## [Data for this exercise]

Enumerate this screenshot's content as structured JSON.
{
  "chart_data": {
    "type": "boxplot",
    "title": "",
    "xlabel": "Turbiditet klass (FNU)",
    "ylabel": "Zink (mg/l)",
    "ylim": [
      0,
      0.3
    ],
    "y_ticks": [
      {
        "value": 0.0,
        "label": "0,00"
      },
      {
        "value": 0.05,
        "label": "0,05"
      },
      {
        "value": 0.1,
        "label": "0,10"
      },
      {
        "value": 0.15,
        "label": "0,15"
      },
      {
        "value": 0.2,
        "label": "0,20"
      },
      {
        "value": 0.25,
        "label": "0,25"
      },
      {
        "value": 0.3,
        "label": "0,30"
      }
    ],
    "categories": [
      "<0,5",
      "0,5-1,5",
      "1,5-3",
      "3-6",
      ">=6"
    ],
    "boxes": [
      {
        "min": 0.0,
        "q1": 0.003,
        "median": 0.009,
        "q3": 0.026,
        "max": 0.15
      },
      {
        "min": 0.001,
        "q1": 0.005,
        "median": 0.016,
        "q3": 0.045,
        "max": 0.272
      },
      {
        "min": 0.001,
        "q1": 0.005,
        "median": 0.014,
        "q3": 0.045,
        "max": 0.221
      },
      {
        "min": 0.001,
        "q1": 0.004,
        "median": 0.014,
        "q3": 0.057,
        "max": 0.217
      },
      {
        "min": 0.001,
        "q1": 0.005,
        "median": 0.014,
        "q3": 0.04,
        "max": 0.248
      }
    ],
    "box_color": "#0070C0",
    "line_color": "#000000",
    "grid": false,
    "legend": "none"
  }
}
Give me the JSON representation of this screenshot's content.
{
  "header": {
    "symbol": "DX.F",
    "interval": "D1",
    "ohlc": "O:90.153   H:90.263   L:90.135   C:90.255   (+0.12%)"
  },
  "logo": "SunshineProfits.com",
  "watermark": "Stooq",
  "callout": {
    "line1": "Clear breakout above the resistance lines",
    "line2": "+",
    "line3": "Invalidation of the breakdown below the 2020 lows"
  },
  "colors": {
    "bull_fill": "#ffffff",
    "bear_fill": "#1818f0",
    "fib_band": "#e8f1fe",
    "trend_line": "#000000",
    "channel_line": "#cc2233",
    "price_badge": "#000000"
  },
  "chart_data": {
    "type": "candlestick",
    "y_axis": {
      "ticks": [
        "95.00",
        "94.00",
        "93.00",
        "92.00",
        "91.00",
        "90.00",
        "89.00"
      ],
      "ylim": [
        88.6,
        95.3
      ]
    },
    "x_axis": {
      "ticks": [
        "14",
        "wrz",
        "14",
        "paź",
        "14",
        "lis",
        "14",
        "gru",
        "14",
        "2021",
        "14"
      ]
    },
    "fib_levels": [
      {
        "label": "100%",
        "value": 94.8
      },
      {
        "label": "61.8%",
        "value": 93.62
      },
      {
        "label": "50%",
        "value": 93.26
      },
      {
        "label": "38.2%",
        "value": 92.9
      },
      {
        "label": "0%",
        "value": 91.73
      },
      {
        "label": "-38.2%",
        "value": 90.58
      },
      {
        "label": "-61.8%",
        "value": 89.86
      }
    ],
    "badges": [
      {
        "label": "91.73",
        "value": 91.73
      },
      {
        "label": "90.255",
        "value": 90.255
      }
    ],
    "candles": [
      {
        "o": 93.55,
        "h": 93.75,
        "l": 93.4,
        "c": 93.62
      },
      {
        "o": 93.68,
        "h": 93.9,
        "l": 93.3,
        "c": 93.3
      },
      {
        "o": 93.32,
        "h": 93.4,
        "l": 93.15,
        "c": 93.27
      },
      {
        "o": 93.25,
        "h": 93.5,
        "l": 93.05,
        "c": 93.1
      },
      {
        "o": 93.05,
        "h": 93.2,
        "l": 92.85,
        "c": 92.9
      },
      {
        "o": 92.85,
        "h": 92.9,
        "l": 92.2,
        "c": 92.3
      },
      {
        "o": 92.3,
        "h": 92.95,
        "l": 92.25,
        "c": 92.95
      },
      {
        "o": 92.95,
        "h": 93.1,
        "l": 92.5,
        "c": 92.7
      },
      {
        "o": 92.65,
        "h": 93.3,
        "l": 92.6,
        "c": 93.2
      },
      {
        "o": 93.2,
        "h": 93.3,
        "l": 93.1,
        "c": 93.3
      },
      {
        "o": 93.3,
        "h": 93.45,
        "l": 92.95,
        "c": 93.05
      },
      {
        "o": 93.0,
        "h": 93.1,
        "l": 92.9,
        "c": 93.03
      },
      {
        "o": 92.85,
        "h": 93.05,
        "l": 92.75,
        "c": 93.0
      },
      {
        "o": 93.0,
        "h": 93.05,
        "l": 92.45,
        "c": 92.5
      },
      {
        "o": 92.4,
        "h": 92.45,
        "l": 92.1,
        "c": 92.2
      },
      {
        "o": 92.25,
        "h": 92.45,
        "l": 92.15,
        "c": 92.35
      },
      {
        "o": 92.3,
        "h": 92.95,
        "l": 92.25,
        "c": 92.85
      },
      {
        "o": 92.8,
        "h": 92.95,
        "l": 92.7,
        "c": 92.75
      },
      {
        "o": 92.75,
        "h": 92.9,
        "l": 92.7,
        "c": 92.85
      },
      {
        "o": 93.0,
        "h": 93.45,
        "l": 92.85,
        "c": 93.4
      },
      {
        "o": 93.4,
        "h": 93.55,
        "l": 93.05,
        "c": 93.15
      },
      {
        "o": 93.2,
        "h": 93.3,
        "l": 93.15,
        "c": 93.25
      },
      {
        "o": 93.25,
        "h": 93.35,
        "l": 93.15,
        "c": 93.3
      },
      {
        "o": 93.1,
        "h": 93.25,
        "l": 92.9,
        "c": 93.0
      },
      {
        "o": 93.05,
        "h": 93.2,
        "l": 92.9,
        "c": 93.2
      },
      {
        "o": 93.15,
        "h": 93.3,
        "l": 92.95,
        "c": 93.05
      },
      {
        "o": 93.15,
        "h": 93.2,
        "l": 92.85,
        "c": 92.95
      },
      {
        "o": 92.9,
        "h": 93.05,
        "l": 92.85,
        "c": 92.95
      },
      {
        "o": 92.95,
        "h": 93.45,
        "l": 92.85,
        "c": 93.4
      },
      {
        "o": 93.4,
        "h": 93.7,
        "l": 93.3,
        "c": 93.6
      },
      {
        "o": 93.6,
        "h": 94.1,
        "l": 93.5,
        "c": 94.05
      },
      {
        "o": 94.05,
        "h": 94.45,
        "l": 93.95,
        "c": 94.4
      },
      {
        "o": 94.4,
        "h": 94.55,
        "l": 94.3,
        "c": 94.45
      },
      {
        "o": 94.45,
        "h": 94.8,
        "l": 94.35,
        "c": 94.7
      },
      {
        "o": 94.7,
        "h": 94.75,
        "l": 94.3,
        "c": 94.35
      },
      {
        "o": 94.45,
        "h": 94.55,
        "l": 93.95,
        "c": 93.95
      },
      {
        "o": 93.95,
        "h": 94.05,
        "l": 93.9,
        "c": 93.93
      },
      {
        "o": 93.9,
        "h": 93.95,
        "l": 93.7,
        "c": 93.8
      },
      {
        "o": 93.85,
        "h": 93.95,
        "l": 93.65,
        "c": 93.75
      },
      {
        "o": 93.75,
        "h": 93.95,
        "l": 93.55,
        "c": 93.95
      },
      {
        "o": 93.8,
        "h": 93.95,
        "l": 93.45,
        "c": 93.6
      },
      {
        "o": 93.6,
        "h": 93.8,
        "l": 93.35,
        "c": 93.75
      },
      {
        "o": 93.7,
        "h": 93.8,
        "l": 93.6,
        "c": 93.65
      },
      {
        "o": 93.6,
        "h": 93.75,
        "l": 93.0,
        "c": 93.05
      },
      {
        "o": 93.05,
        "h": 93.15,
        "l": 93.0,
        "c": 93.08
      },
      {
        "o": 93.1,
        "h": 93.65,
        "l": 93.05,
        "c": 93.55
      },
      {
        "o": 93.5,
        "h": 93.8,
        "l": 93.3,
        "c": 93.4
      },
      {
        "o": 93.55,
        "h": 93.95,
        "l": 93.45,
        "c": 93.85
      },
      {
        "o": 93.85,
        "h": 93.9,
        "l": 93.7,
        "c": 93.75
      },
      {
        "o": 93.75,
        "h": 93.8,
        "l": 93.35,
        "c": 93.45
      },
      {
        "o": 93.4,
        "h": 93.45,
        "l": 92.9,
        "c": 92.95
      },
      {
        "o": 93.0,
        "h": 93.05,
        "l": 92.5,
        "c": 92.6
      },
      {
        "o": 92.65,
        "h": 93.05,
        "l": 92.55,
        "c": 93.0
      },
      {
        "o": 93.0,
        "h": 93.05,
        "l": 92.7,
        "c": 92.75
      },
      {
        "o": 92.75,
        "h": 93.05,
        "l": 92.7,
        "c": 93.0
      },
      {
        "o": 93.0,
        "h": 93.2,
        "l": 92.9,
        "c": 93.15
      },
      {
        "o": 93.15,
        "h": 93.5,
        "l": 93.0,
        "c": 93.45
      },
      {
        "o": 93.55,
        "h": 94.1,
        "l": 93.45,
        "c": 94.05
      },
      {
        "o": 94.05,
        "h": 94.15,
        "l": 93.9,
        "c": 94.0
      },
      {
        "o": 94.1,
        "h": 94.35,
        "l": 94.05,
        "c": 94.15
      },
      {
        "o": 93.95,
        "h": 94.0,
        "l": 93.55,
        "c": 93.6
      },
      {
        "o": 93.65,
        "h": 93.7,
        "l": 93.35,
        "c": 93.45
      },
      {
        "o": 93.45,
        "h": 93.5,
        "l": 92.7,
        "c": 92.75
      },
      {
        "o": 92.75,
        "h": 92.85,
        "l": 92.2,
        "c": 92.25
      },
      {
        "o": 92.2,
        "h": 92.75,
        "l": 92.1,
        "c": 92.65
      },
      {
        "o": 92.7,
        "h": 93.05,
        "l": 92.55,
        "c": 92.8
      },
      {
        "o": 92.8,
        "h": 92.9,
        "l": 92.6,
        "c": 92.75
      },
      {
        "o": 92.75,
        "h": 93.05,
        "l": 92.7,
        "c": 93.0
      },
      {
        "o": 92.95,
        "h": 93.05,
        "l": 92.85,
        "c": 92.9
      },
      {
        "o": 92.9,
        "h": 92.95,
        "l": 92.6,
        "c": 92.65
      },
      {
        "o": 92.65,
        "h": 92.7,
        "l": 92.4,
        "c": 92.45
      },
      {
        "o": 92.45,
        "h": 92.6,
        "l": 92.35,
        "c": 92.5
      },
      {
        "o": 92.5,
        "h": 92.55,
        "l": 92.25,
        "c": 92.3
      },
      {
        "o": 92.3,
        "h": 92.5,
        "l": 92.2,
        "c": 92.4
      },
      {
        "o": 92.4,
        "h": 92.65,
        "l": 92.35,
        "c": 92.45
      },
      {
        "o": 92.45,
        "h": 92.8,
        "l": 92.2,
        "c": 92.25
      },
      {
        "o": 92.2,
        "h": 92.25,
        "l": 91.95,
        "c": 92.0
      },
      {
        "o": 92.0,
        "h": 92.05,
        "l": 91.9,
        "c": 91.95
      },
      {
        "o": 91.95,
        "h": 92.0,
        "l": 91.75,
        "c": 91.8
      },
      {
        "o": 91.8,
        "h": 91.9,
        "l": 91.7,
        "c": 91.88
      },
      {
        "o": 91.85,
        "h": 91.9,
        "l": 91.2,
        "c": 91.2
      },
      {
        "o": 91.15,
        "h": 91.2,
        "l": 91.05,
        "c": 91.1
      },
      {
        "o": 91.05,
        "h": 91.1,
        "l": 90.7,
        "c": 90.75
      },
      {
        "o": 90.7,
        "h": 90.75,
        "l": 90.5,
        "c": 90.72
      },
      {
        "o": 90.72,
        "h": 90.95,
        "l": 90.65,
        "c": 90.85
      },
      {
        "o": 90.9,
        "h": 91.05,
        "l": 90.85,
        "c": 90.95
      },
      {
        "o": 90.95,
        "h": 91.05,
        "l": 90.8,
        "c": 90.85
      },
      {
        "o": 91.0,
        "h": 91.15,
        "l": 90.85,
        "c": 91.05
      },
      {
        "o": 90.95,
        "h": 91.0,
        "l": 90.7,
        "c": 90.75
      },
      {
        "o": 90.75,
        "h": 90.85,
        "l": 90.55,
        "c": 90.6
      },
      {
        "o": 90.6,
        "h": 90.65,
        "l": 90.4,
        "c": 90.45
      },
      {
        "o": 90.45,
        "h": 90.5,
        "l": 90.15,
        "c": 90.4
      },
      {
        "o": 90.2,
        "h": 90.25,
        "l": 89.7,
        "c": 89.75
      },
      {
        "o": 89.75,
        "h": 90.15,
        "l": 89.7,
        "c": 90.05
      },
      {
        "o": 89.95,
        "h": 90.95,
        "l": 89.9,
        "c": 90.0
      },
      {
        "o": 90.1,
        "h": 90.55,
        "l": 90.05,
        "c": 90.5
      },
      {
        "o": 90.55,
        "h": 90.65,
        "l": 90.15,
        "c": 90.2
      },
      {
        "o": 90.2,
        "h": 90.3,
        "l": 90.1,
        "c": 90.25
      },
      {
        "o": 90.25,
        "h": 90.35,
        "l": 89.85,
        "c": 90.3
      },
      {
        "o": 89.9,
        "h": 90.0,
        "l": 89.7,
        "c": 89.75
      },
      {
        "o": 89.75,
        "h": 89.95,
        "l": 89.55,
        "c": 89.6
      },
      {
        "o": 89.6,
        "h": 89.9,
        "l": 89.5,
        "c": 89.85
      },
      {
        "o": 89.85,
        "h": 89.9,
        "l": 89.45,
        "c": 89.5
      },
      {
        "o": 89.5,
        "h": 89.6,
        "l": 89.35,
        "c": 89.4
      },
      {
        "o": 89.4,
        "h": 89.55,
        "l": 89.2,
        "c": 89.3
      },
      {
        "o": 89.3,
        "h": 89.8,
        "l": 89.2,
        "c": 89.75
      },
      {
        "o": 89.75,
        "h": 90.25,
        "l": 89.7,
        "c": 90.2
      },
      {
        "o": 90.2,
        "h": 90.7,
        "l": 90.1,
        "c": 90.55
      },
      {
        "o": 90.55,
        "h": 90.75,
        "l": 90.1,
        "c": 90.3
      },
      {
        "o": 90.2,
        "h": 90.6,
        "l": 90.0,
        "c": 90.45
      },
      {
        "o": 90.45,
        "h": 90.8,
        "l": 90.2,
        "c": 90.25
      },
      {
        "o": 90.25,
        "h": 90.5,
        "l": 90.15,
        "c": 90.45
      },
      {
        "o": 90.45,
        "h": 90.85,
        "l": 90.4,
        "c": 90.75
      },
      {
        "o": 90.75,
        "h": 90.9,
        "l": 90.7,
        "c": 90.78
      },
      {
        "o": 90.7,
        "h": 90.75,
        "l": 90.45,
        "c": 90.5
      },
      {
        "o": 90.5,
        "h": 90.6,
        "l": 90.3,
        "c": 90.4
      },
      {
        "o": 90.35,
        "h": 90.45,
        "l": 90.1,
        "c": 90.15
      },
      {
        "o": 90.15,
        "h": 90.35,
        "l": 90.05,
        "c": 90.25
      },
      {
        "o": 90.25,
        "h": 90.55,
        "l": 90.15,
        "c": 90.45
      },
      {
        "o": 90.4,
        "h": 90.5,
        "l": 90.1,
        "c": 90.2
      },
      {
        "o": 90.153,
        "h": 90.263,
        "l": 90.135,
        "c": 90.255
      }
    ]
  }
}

## [Instructions for the task]
Find every line that has "content" in it, then return those lines.

## [Task result]
Enumerate this screenshot's content as structured JSON.
Give me the JSON representation of this screenshot's content.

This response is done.